> _What the exercise asks_
Look at the entries below and reproduce them exactly.

> _Items_
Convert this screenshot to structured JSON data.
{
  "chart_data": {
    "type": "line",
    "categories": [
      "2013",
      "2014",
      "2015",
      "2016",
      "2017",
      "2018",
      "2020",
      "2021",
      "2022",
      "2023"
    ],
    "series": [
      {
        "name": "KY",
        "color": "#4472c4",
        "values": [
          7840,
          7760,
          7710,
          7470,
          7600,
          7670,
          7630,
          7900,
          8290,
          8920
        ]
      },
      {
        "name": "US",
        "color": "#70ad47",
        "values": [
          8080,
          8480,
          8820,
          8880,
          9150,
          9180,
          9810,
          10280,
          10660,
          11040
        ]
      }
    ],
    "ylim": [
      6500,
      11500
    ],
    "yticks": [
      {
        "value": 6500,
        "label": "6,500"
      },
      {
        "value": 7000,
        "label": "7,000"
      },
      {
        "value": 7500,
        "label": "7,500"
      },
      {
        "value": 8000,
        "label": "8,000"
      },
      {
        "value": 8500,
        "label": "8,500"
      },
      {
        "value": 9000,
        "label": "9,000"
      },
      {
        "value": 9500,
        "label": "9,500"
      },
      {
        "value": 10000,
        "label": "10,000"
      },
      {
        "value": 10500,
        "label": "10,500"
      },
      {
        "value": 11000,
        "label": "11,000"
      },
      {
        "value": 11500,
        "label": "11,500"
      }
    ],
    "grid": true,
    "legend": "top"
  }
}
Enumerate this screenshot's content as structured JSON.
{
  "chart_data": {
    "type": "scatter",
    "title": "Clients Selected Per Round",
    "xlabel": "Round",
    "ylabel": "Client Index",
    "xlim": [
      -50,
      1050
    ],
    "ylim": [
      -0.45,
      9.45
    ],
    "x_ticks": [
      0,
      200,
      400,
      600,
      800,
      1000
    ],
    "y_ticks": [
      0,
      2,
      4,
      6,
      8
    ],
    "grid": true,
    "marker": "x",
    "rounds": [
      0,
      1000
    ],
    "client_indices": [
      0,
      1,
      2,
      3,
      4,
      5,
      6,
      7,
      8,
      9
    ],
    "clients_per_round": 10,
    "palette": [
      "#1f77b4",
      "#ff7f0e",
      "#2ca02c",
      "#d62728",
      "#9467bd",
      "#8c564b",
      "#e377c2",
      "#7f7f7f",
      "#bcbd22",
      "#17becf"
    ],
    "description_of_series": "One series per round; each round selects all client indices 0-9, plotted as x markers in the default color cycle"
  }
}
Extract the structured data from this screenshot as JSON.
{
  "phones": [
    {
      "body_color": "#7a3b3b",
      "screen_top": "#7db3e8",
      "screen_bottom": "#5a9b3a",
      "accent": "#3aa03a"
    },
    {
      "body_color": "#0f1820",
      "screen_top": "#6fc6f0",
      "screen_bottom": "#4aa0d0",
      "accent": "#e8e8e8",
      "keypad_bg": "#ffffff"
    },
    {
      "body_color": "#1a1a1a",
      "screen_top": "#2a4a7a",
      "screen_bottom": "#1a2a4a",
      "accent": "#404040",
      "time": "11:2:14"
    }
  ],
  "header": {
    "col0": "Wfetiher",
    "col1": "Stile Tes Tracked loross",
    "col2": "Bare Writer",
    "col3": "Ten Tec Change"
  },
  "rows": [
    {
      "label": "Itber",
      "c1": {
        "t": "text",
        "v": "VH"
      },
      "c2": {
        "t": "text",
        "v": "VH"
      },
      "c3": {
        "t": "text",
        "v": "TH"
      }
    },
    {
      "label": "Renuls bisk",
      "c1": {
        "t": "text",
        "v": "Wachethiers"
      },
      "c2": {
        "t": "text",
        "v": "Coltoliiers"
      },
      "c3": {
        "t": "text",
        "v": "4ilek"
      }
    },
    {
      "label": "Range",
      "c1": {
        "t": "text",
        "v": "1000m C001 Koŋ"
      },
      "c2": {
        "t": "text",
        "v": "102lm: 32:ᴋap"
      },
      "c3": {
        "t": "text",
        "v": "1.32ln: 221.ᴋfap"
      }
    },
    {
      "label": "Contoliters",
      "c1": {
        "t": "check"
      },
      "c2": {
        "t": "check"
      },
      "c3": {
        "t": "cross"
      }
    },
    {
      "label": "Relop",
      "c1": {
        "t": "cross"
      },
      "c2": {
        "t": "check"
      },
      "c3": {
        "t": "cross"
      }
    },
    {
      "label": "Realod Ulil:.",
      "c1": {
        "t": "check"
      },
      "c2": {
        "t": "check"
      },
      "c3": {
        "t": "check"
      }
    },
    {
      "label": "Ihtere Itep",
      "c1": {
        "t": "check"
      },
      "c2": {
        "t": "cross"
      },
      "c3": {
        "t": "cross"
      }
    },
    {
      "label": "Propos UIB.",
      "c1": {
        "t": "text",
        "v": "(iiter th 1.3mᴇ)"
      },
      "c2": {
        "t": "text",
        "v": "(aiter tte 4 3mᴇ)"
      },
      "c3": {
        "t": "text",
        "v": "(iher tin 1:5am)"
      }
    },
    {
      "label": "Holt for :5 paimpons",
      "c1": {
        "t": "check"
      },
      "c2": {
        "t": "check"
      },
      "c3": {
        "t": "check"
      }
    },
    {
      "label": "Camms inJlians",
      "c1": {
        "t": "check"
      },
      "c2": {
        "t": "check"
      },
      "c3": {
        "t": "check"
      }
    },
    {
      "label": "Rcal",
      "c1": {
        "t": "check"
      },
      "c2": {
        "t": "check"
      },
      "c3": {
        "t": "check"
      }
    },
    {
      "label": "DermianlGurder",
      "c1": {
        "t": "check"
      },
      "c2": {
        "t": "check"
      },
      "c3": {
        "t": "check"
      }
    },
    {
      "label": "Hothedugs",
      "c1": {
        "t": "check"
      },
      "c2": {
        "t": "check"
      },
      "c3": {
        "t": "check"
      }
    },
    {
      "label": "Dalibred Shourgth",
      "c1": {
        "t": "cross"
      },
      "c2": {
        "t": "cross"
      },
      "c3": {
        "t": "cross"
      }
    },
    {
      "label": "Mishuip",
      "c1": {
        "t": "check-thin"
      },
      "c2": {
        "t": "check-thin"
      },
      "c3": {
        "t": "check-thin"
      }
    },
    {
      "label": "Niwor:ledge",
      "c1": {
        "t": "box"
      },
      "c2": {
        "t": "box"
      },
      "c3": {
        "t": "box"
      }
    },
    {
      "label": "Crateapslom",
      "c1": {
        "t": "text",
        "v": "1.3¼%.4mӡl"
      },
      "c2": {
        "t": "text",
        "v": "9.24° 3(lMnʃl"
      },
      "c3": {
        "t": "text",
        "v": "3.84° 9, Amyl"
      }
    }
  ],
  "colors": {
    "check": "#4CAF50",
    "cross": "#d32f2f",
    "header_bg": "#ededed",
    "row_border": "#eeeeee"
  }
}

> _Finished exercise_
Convert this screenshot to structured JSON data.
{
  "chart_data": {
    "type": "line",
    "categories": [
      "2013",
      "2014",
      "2015",
      "2016",
      "2017",
      "2018",
      "2020",
      "2021",
      "2022",
      "2023"
    ],
    "series": [
      {
        "name": "KY",
        "color": "#4472c4",
        "values": [
          7840,
          7760,
          7710,
          7470,
          7600,
          7670,
          7630,
          7900,
          8290,
          8920
        ]
      },
      {
        "name": "US",
        "color": "#70ad47",
        "values": [
          8080,
          8480,
          8820,
          8880,
          9150,
          9180,
          9810,
          10280,
          10660,
          11040
        ]
      }
    ],
    "ylim": [
      6500,
      11500
    ],
    "yticks": [
      {
        "value": 6500,
        "label": "6,500"
      },
      {
        "value": 7000,
        "label": "7,000"
      },
      {
        "value": 7500,
        "label": "7,500"
      },
      {
        "value": 8000,
        "label": "8,000"
      },
      {
        "value": 8500,
        "label": "8,500"
      },
      {
        "value": 9000,
        "label": "9,000"
      },
      {
        "value": 9500,
        "label": "9,500"
      },
      {
        "value": 10000,
        "label": "10,000"
      },
      {
        "value": 10500,
        "label": "10,500"
      },
      {
        "value": 11000,
        "label": "11,000"
      },
      {
        "value": 11500,
        "label": "11,500"
      }
    ],
    "grid": true,
    "legend": "top"
  }
}
Enumerate this screenshot's content as structured JSON.
{
  "chart_data": {
    "type": "scatter",
    "title": "Clients Selected Per Round",
    "xlabel": "Round",
    "ylabel": "Client Index",
    "xlim": [
      -50,
      1050
    ],
    "ylim": [
      -0.45,
      9.45
    ],
    "x_ticks": [
      0,
      200,
      400,
      600,
      800,
      1000
    ],
    "y_ticks": [
      0,
      2,
      4,
      6,
      8
    ],
    "grid": true,
    "marker": "x",
    "rounds": [
      0,
      1000
    ],
    "client_indices": [
      0,
      1,
      2,
      3,
      4,
      5,
      6,
      7,
      8,
      9
    ],
    "clients_per_round": 10,
    "palette": [
      "#1f77b4",
      "#ff7f0e",
      "#2ca02c",
      "#d62728",
      "#9467bd",
      "#8c564b",
      "#e377c2",
      "#7f7f7f",
      "#bcbd22",
      "#17becf"
    ],
    "description_of_series": "One series per round; each round selects all client indices 0-9, plotted as x markers in the default color cycle"
  }
}
Extract the structured data from this screenshot as JSON.
{
  "phones": [
    {
      "body_color": "#7a3b3b",
      "screen_top": "#7db3e8",
      "screen_bottom": "#5a9b3a",
      "accent": "#3aa03a"
    },
    {
      "body_color": "#0f1820",
      "screen_top": "#6fc6f0",
      "screen_bottom": "#4aa0d0",
      "accent": "#e8e8e8",
      "keypad_bg": "#ffffff"
    },
    {
      "body_color": "#1a1a1a",
      "screen_top": "#2a4a7a",
      "screen_bottom": "#1a2a4a",
      "accent": "#404040",
      "time": "11:2:14"
    }
  ],
  "header": {
    "col0": "Wfetiher",
    "col1": "Stile Tes Tracked loross",
    "col2": "Bare Writer",
    "col3": "Ten Tec Change"
  },
  "rows": [
    {
      "label": "Itber",
      "c1": {
        "t": "text",
        "v": "VH"
      },
      "c2": {
        "t": "text",
        "v": "VH"
      },
      "c3": {
        "t": "text",
        "v": "TH"
      }
    },
    {
      "label": "Renuls bisk",
      "c1": {
        "t": "text",
        "v": "Wachethiers"
      },
      "c2": {
        "t": "text",
        "v": "Coltoliiers"
      },
      "c3": {
        "t": "text",
        "v": "4ilek"
      }
    },
    {
      "label": "Range",
      "c1": {
        "t": "text",
        "v": "1000m C001 Koŋ"
      },
      "c2": {
        "t": "text",
        "v": "102lm: 32:ᴋap"
      },
      "c3": {
        "t": "text",
        "v": "1.32ln: 221.ᴋfap"
      }
    },
    {
      "label": "Contoliters",
      "c1": {
        "t": "check"
      },
      "c2": {
        "t": "check"
      },
      "c3": {
        "t": "cross"
      }
    },
    {
      "label": "Relop",
      "c1": {
        "t": "cross"
      },
      "c2": {
        "t": "check"
      },
      "c3": {
        "t": "cross"
      }
    },
    {
      "label": "Realod Ulil:.",
      "c1": {
        "t": "check"
      },
      "c2": {
        "t": "check"
      },
      "c3": {
        "t": "check"
      }
    },
    {
      "label": "Ihtere Itep",
      "c1": {
        "t": "check"
      },
      "c2": {
        "t": "cross"
      },
      "c3": {
        "t": "cross"
      }
    },
    {
      "label": "Propos UIB.",
      "c1": {
        "t": "text",
        "v": "(iiter th 1.3mᴇ)"
      },
      "c2": {
        "t": "text",
        "v": "(aiter tte 4 3mᴇ)"
      },
      "c3": {
        "t": "text",
        "v": "(iher tin 1:5am)"
      }
    },
    {
      "label": "Holt for :5 paimpons",
      "c1": {
        "t": "check"
      },
      "c2": {
        "t": "check"
      },
      "c3": {
        "t": "check"
      }
    },
    {
      "label": "Camms inJlians",
      "c1": {
        "t": "check"
      },
      "c2": {
        "t": "check"
      },
      "c3": {
        "t": "check"
      }
    },
    {
      "label": "Rcal",
      "c1": {
        "t": "check"
      },
      "c2": {
        "t": "check"
      },
      "c3": {
        "t": "check"
      }
    },
    {
      "label": "DermianlGurder",
      "c1": {
        "t": "check"
      },
      "c2": {
        "t": "check"
      },
      "c3": {
        "t": "check"
      }
    },
    {
      "label": "Hothedugs",
      "c1": {
        "t": "check"
      },
      "c2": {
        "t": "check"
      },
      "c3": {
        "t": "check"
      }
    },
    {
      "label": "Dalibred Shourgth",
      "c1": {
        "t": "cross"
      },
      "c2": {
        "t": "cross"
      },
      "c3": {
        "t": "cross"
      }
    },
    {
      "label": "Mishuip",
      "c1": {
        "t": "check-thin"
      },
      "c2": {
        "t": "check-thin"
      },
      "c3": {
        "t": "check-thin"
      }
    },
    {
      "label": "Niwor:ledge",
      "c1": {
        "t": "box"
      },
      "c2": {
        "t": "box"
      },
      "c3": {
        "t": "box"
      }
    },
    {
      "label": "Crateapslom",
      "c1": {
        "t": "text",
        "v": "1.3¼%.4mӡl"
      },
      "c2": {
        "t": "text",
        "v": "9.24° 3(lMnʃl"
      },
      "c3": {
        "t": "text",
        "v": "3.84° 9, Amyl"
      }
    }
  ],
  "colors": {
    "check": "#4CAF50",
    "cross": "#d32f2f",
    "header_bg": "#ededed",
    "row_border": "#eeeeee"
  }
}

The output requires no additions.